Data entries:
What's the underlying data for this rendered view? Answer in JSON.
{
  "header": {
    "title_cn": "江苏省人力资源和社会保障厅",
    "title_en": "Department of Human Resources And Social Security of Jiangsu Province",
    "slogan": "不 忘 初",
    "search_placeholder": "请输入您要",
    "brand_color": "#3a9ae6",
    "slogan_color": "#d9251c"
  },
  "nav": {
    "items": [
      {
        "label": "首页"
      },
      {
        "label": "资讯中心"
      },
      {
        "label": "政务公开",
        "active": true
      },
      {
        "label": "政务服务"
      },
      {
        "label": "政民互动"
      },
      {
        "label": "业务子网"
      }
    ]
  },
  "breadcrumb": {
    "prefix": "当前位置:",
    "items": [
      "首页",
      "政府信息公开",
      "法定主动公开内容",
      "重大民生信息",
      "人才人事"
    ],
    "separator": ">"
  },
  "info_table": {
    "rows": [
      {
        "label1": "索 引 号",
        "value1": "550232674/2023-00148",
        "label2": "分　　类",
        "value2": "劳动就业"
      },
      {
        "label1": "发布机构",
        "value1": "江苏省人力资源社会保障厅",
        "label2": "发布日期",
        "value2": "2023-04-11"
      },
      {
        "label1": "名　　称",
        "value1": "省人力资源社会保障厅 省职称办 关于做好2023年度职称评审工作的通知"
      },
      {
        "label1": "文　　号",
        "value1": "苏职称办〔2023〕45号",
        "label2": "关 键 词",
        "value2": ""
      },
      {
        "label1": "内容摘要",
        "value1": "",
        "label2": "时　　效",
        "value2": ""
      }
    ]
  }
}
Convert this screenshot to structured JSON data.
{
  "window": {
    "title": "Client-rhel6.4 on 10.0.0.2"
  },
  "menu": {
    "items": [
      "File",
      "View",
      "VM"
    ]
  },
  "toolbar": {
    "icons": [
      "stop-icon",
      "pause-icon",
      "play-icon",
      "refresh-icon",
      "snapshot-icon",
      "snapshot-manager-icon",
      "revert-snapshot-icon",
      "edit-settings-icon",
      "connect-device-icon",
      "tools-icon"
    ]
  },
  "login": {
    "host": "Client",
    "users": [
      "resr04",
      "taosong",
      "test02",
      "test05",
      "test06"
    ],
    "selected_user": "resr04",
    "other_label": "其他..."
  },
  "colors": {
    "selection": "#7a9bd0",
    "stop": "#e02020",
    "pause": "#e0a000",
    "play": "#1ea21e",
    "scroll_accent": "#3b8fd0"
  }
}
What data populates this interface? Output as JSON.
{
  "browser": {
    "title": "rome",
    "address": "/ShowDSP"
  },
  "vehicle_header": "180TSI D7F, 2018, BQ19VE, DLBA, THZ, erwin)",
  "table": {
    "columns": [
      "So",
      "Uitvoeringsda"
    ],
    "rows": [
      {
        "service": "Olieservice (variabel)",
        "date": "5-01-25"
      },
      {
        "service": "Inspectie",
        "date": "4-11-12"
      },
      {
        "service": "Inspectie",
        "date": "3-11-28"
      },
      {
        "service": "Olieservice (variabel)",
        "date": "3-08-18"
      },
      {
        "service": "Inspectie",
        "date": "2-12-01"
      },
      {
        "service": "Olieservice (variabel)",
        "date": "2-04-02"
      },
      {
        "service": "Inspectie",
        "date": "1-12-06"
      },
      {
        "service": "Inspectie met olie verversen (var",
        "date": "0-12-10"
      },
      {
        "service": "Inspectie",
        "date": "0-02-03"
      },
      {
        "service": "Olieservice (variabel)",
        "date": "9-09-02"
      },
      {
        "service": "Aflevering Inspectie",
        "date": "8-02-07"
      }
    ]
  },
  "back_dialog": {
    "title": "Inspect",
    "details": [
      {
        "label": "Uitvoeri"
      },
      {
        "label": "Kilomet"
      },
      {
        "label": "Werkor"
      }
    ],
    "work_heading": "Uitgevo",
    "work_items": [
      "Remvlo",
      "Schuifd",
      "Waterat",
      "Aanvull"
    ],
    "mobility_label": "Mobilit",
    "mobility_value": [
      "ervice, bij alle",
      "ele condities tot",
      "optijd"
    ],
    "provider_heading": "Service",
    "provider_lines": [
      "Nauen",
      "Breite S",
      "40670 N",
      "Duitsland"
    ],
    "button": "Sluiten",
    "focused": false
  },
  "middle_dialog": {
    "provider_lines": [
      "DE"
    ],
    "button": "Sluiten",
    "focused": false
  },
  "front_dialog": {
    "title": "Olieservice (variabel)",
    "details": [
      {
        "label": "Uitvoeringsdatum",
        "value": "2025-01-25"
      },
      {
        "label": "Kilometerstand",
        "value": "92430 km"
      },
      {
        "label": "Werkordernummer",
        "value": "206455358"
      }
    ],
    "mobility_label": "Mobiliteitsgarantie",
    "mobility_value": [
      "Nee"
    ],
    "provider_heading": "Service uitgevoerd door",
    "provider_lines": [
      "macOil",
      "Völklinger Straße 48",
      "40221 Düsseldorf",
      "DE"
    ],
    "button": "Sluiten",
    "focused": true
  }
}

WHAT YOU WILL DO:
Take the material above and return all of it exactly.

WORKED SOLUTION:
What's the underlying data for this rendered view? Answer in JSON.
{
  "header": {
    "title_cn": "江苏省人力资源和社会保障厅",
    "title_en": "Department of Human Resources And Social Security of Jiangsu Province",
    "slogan": "不 忘 初",
    "search_placeholder": "请输入您要",
    "brand_color": "#3a9ae6",
    "slogan_color": "#d9251c"
  },
  "nav": {
    "items": [
      {
        "label": "首页"
      },
      {
        "label": "资讯中心"
      },
      {
        "label": "政务公开",
        "active": true
      },
      {
        "label": "政务服务"
      },
      {
        "label": "政民互动"
      },
      {
        "label": "业务子网"
      }
    ]
  },
  "breadcrumb": {
    "prefix": "当前位置:",
    "items": [
      "首页",
      "政府信息公开",
      "法定主动公开内容",
      "重大民生信息",
      "人才人事"
    ],
    "separator": ">"
  },
  "info_table": {
    "rows": [
      {
        "label1": "索 引 号",
        "value1": "550232674/2023-00148",
        "label2": "分　　类",
        "value2": "劳动就业"
      },
      {
        "label1": "发布机构",
        "value1": "江苏省人力资源社会保障厅",
        "label2": "发布日期",
        "value2": "2023-04-11"
      },
      {
        "label1": "名　　称",
        "value1": "省人力资源社会保障厅 省职称办 关于做好2023年度职称评审工作的通知"
      },
      {
        "label1": "文　　号",
        "value1": "苏职称办〔2023〕45号",
        "label2": "关 键 词",
        "value2": ""
      },
      {
        "label1": "内容摘要",
        "value1": "",
        "label2": "时　　效",
        "value2": ""
      }
    ]
  }
}
Convert this screenshot to structured JSON data.
{
  "window": {
    "title": "Client-rhel6.4 on 10.0.0.2"
  },
  "menu": {
    "items": [
      "File",
      "View",
      "VM"
    ]
  },
  "toolbar": {
    "icons": [
      "stop-icon",
      "pause-icon",
      "play-icon",
      "refresh-icon",
      "snapshot-icon",
      "snapshot-manager-icon",
      "revert-snapshot-icon",
      "edit-settings-icon",
      "connect-device-icon",
      "tools-icon"
    ]
  },
  "login": {
    "host": "Client",
    "users": [
      "resr04",
      "taosong",
      "test02",
      "test05",
      "test06"
    ],
    "selected_user": "resr04",
    "other_label": "其他..."
  },
  "colors": {
    "selection": "#7a9bd0",
    "stop": "#e02020",
    "pause": "#e0a000",
    "play": "#1ea21e",
    "scroll_accent": "#3b8fd0"
  }
}
What data populates this interface? Output as JSON.
{
  "browser": {
    "title": "rome",
    "address": "/ShowDSP"
  },
  "vehicle_header": "180TSI D7F, 2018, BQ19VE, DLBA, THZ, erwin)",
  "table": {
    "columns": [
      "So",
      "Uitvoeringsda"
    ],
    "rows": [
      {
        "service": "Olieservice (variabel)",
        "date": "5-01-25"
      },
      {
        "service": "Inspectie",
        "date": "4-11-12"
      },
      {
        "service": "Inspectie",
        "date": "3-11-28"
      },
      {
        "service": "Olieservice (variabel)",
        "date": "3-08-18"
      },
      {
        "service": "Inspectie",
        "date": "2-12-01"
      },
      {
        "service": "Olieservice (variabel)",
        "date": "2-04-02"
      },
      {
        "service": "Inspectie",
        "date": "1-12-06"
      },
      {
        "service": "Inspectie met olie verversen (var",
        "date": "0-12-10"
      },
      {
        "service": "Inspectie",
        "date": "0-02-03"
      },
      {
        "service": "Olieservice (variabel)",
        "date": "9-09-02"
      },
      {
        "service": "Aflevering Inspectie",
        "date": "8-02-07"
      }
    ]
  },
  "back_dialog": {
    "title": "Inspect",
    "details": [
      {
        "label": "Uitvoeri"
      },
      {
        "label": "Kilomet"
      },
      {
        "label": "Werkor"
      }
    ],
    "work_heading": "Uitgevo",
    "work_items": [
      "Remvlo",
      "Schuifd",
      "Waterat",
      "Aanvull"
    ],
    "mobility_label": "Mobilit",
    "mobility_value": [
      "ervice, bij alle",
      "ele condities tot",
      "optijd"
    ],
    "provider_heading": "Service",
    "provider_lines": [
      "Nauen",
      "Breite S",
      "40670 N",
      "Duitsland"
    ],
    "button": "Sluiten",
    "focused": false
  },
  "middle_dialog": {
    "provider_lines": [
      "DE"
    ],
    "button": "Sluiten",
    "focused": false
  },
  "front_dialog": {
    "title": "Olieservice (variabel)",
    "details": [
      {
        "label": "Uitvoeringsdatum",
        "value": "2025-01-25"
      },
      {
        "label": "Kilometerstand",
        "value": "92430 km"
      },
      {
        "label": "Werkordernummer",
        "value": "206455358"
      }
    ],
    "mobility_label": "Mobiliteitsgarantie",
    "mobility_value": [
      "Nee"
    ],
    "provider_heading": "Service uitgevoerd door",
    "provider_lines": [
      "macOil",
      "Völklinger Straße 48",
      "40221 Düsseldorf",
      "DE"
    ],
    "button": "Sluiten",
    "focused": true
  }
}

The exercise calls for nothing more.